> _DATA FOR THE TASK_
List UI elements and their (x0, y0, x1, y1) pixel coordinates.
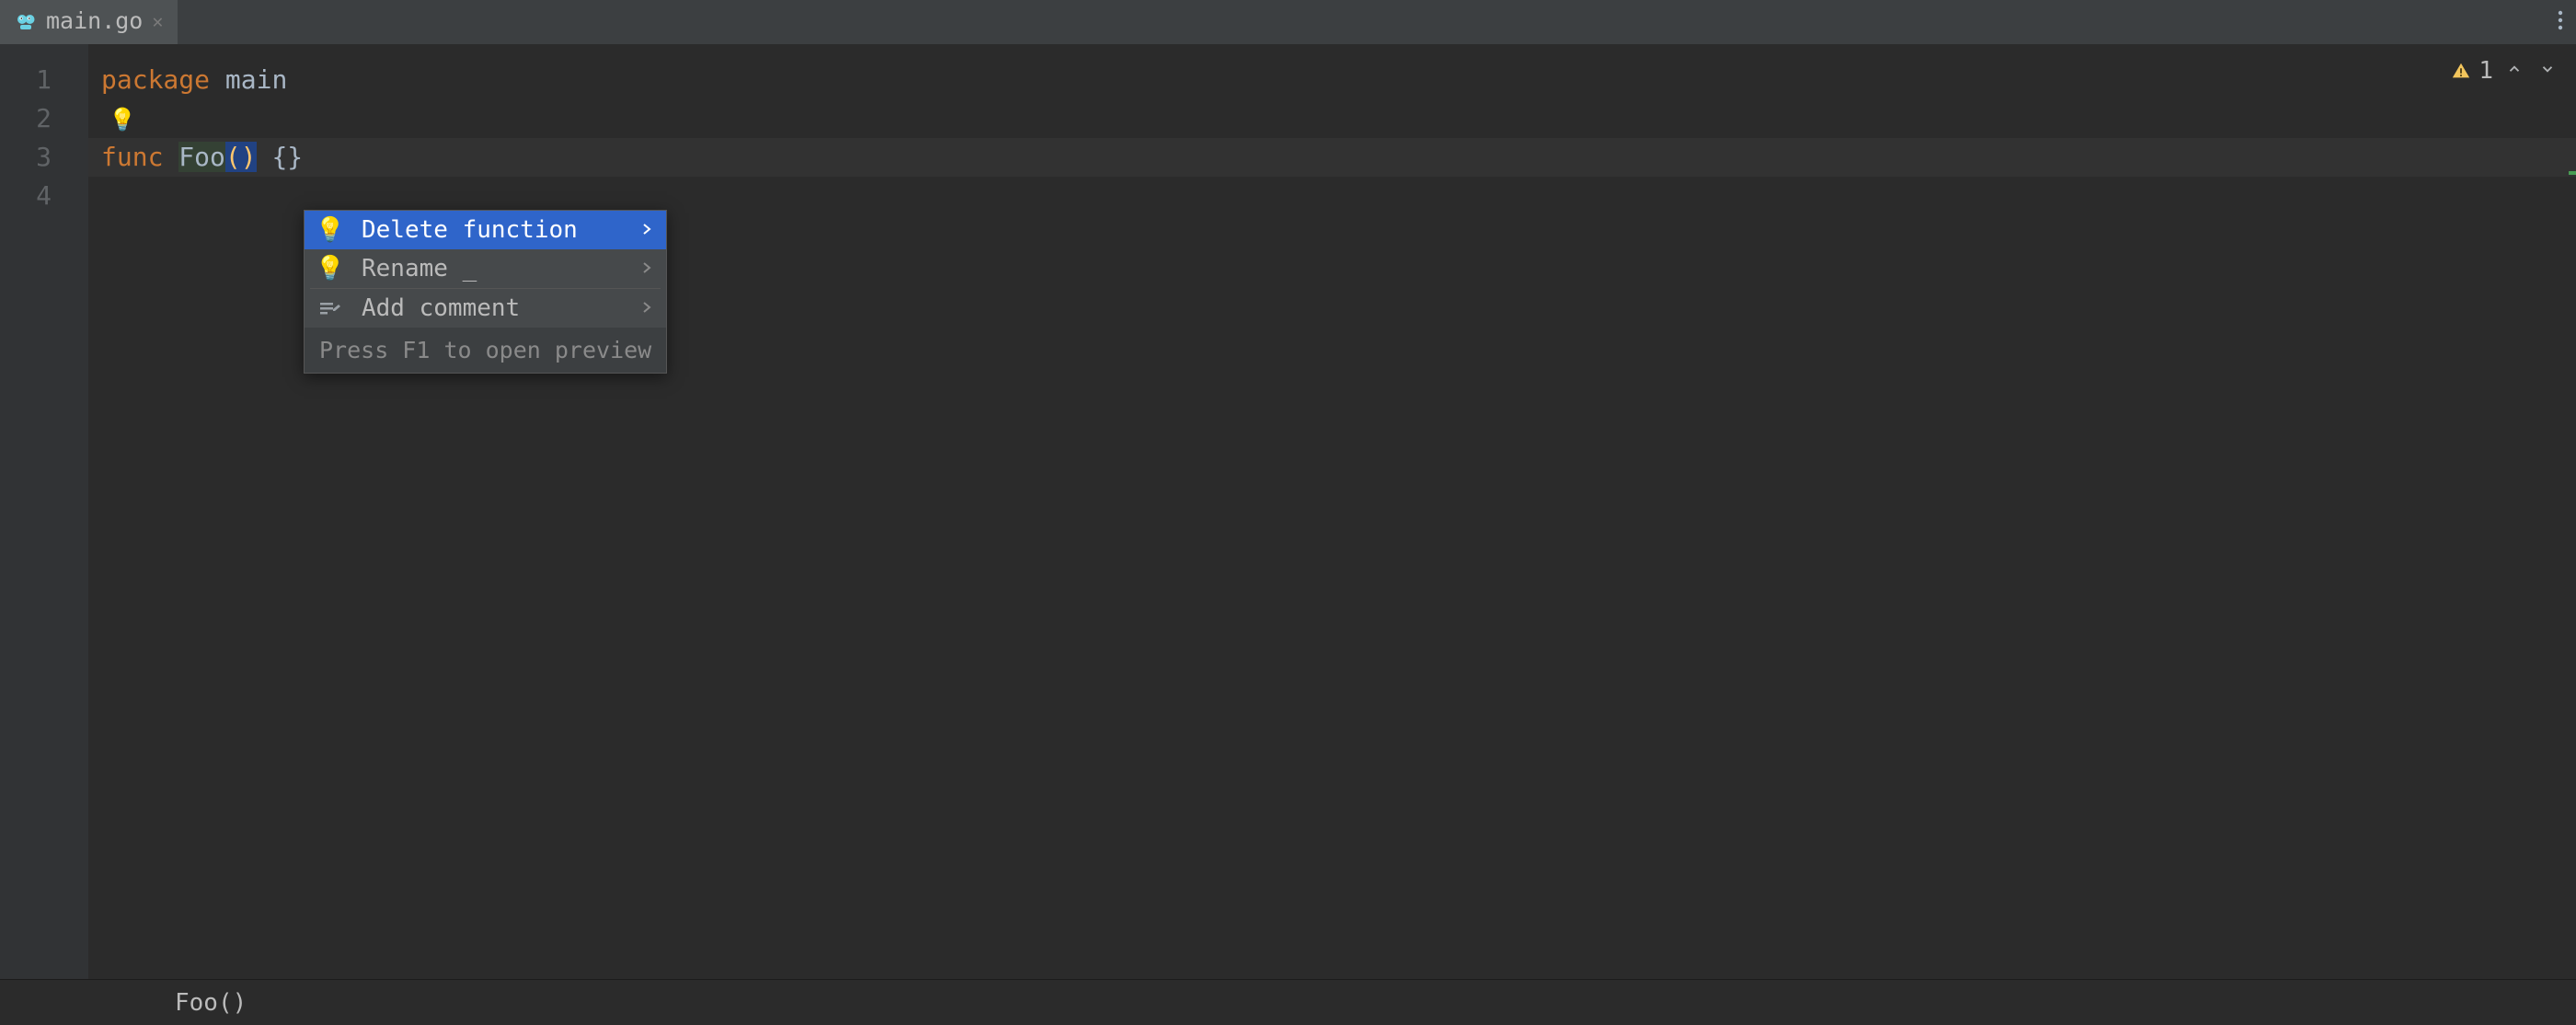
go-file-icon (15, 10, 37, 32)
warning-count-value: 1 (2478, 57, 2493, 85)
parens: () (225, 142, 257, 172)
more-menu-icon[interactable] (2558, 9, 2563, 35)
editor[interactable]: 1 2 3 4 package main 💡 func Foo() {} 1 (0, 44, 2576, 979)
tabs: main.go ✕ (0, 0, 178, 44)
code-line-1[interactable]: package main (88, 61, 2576, 99)
intention-label: Delete function (362, 216, 622, 244)
bulb-icon: 💡 (319, 255, 341, 282)
breadcrumb-bar: Foo() (0, 979, 2576, 1025)
tab-bar: main.go ✕ (0, 0, 2576, 44)
line-number: 3 (0, 138, 88, 177)
gutter: 1 2 3 4 (0, 44, 88, 979)
breadcrumb-item[interactable]: Foo() (175, 989, 247, 1017)
chevron-up-icon[interactable] (2502, 60, 2526, 83)
intention-footer: Press F1 to open preview (305, 328, 666, 373)
intention-delete-function[interactable]: 💡 Delete function (305, 211, 666, 249)
warning-count[interactable]: 1 (2451, 57, 2493, 85)
chevron-down-icon[interactable] (2536, 60, 2559, 83)
line-number: 4 (0, 177, 88, 215)
code-line-2[interactable]: 💡 (88, 99, 2576, 138)
chevron-right-icon (642, 299, 651, 318)
intention-rename[interactable]: 💡 Rename _ (305, 249, 666, 288)
tab-main-go[interactable]: main.go ✕ (0, 0, 178, 44)
func-name-foo: Foo (178, 142, 225, 172)
chevron-right-icon (642, 221, 651, 240)
bulb-icon: 💡 (319, 216, 341, 244)
comment-icon (319, 301, 341, 316)
intention-label: Add comment (362, 294, 622, 322)
warning-icon (2451, 61, 2471, 81)
line-number: 2 (0, 99, 88, 138)
intention-add-comment[interactable]: Add comment (305, 289, 666, 328)
tab-label: main.go (46, 7, 143, 34)
chevron-right-icon (642, 259, 651, 279)
marker-stripe[interactable] (2569, 171, 2576, 175)
identifier-main: main (225, 64, 287, 95)
code-area[interactable]: package main 💡 func Foo() {} 1 (88, 44, 2576, 979)
keyword-package: package (101, 64, 210, 95)
code-line-3[interactable]: func Foo() {} (88, 138, 2576, 177)
keyword-func: func (101, 142, 163, 172)
inspections-widget[interactable]: 1 (2451, 57, 2559, 85)
intention-actions-popup: 💡 Delete function 💡 Rename _ (304, 210, 667, 374)
intention-bulb-icon[interactable]: 💡 (101, 107, 136, 132)
braces: {} (271, 142, 303, 172)
close-icon[interactable]: ✕ (152, 10, 163, 32)
intention-label: Rename _ (362, 255, 622, 282)
line-number: 1 (0, 61, 88, 99)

> _TO DO_
Rename every "intention-label" in the data above to "popup-item-label", leaving all other text and coordinates unchanged. Omit the picture from your output.

> _TASK OUTPUT_
List UI elements and their (x0, y0, x1, y1) pixel coordinates.
go-file-icon (15, 10, 37, 32)
warning-count-value: 1 (2478, 57, 2493, 85)
parens: () (225, 142, 257, 172)
more-menu-icon[interactable] (2558, 9, 2563, 35)
editor[interactable]: 1 2 3 4 package main 💡 func Foo() {} 1 (0, 44, 2576, 979)
tabs: main.go ✕ (0, 0, 178, 44)
code-line-1[interactable]: package main (88, 61, 2576, 99)
popup-item-label: Delete function (362, 216, 622, 244)
bulb-icon: 💡 (319, 255, 341, 282)
breadcrumb-bar: Foo() (0, 979, 2576, 1025)
tab-bar: main.go ✕ (0, 0, 2576, 44)
line-number: 3 (0, 138, 88, 177)
gutter: 1 2 3 4 (0, 44, 88, 979)
breadcrumb-item[interactable]: Foo() (175, 989, 247, 1017)
chevron-up-icon[interactable] (2502, 60, 2526, 83)
intention-footer: Press F1 to open preview (305, 328, 666, 373)
intention-delete-function[interactable]: 💡 Delete function (305, 211, 666, 249)
warning-count[interactable]: 1 (2451, 57, 2493, 85)
chevron-down-icon[interactable] (2536, 60, 2559, 83)
line-number: 4 (0, 177, 88, 215)
code-line-2[interactable]: 💡 (88, 99, 2576, 138)
chevron-right-icon (642, 299, 651, 318)
intention-rename[interactable]: 💡 Rename _ (305, 249, 666, 288)
tab-main-go[interactable]: main.go ✕ (0, 0, 178, 44)
func-name-foo: Foo (178, 142, 225, 172)
chevron-right-icon (642, 221, 651, 240)
bulb-icon: 💡 (319, 216, 341, 244)
comment-icon (319, 301, 341, 316)
popup-item-label: Add comment (362, 294, 622, 322)
warning-icon (2451, 61, 2471, 81)
line-number: 2 (0, 99, 88, 138)
intention-add-comment[interactable]: Add comment (305, 289, 666, 328)
tab-label: main.go (46, 7, 143, 34)
chevron-right-icon (642, 259, 651, 279)
marker-stripe[interactable] (2569, 171, 2576, 175)
identifier-main: main (225, 64, 287, 95)
code-area[interactable]: package main 💡 func Foo() {} 1 (88, 44, 2576, 979)
keyword-package: package (101, 64, 210, 95)
code-line-3[interactable]: func Foo() {} (88, 138, 2576, 177)
keyword-func: func (101, 142, 163, 172)
inspections-widget[interactable]: 1 (2451, 57, 2559, 85)
intention-actions-popup: 💡 Delete function 💡 Rename _ (304, 210, 667, 374)
intention-bulb-icon[interactable]: 💡 (101, 107, 136, 132)
braces: {} (271, 142, 303, 172)
close-icon[interactable]: ✕ (152, 10, 163, 32)
popup-item-label: Rename _ (362, 255, 622, 282)
line-number: 1 (0, 61, 88, 99)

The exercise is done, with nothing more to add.